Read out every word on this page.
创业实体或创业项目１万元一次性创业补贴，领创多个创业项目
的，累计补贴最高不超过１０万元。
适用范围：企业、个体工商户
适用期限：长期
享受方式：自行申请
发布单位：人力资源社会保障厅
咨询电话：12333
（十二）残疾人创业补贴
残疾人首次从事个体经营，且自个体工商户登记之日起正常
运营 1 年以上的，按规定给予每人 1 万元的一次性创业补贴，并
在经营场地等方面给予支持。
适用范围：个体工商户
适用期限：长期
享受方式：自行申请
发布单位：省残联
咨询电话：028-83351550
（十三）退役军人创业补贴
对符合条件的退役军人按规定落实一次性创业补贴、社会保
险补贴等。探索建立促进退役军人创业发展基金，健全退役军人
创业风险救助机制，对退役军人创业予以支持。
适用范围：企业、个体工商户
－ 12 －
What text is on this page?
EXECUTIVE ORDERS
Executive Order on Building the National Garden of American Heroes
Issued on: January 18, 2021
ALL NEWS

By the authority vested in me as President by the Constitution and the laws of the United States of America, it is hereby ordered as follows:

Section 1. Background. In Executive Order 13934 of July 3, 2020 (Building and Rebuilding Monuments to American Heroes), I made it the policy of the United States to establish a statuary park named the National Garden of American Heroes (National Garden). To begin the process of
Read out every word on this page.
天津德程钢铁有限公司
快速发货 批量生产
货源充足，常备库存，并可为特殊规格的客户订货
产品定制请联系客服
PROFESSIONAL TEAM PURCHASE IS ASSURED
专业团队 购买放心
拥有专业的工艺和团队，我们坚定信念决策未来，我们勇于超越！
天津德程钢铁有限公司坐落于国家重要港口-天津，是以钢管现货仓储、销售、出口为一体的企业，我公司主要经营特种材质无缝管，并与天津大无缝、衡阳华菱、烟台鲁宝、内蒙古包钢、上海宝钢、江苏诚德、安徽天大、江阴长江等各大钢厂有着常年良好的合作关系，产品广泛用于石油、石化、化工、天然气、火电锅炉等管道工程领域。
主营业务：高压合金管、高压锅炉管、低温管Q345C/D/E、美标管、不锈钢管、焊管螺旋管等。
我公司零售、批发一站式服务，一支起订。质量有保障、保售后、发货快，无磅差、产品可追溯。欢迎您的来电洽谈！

▶ WHAT YOU HAVE TO DO: Please repeat all the records above exactly as they appear.

▶ RESPONSE TO THE TASK:
Read out every word on this page.
创业实体或创业项目１万元一次性创业补贴，领创多个创业项目
的，累计补贴最高不超过１０万元。
适用范围：企业、个体工商户
适用期限：长期
享受方式：自行申请
发布单位：人力资源社会保障厅
咨询电话：12333
（十二）残疾人创业补贴
残疾人首次从事个体经营，且自个体工商户登记之日起正常
运营 1 年以上的，按规定给予每人 1 万元的一次性创业补贴，并
在经营场地等方面给予支持。
适用范围：个体工商户
适用期限：长期
享受方式：自行申请
发布单位：省残联
咨询电话：028-83351550
（十三）退役军人创业补贴
对符合条件的退役军人按规定落实一次性创业补贴、社会保
险补贴等。探索建立促进退役军人创业发展基金，健全退役军人
创业风险救助机制，对退役军人创业予以支持。
适用范围：企业、个体工商户
－ 12 －
What text is on this page?
EXECUTIVE ORDERS
Executive Order on Building the National Garden of American Heroes
Issued on: January 18, 2021
ALL NEWS

By the authority vested in me as President by the Constitution and the laws of the United States of America, it is hereby ordered as follows:

Section 1. Background. In Executive Order 13934 of July 3, 2020 (Building and Rebuilding Monuments to American Heroes), I made it the policy of the United States to establish a statuary park named the National Garden of American Heroes (National Garden). To begin the process of
Read out every word on this page.
天津德程钢铁有限公司
快速发货 批量生产
货源充足，常备库存，并可为特殊规格的客户订货
产品定制请联系客服
PROFESSIONAL TEAM PURCHASE IS ASSURED
专业团队 购买放心
拥有专业的工艺和团队，我们坚定信念决策未来，我们勇于超越！
天津德程钢铁有限公司坐落于国家重要港口-天津，是以钢管现货仓储、销售、出口为一体的企业，我公司主要经营特种材质无缝管，并与天津大无缝、衡阳华菱、烟台鲁宝、内蒙古包钢、上海宝钢、江苏诚德、安徽天大、江阴长江等各大钢厂有着常年良好的合作关系，产品广泛用于石油、石化、化工、天然气、火电锅炉等管道工程领域。
主营业务：高压合金管、高压锅炉管、低温管Q345C/D/E、美标管、不锈钢管、焊管螺旋管等。
我公司零售、批发一站式服务，一支起订。质量有保障、保售后、发货快，无磅差、产品可追溯。欢迎您的来电洽谈！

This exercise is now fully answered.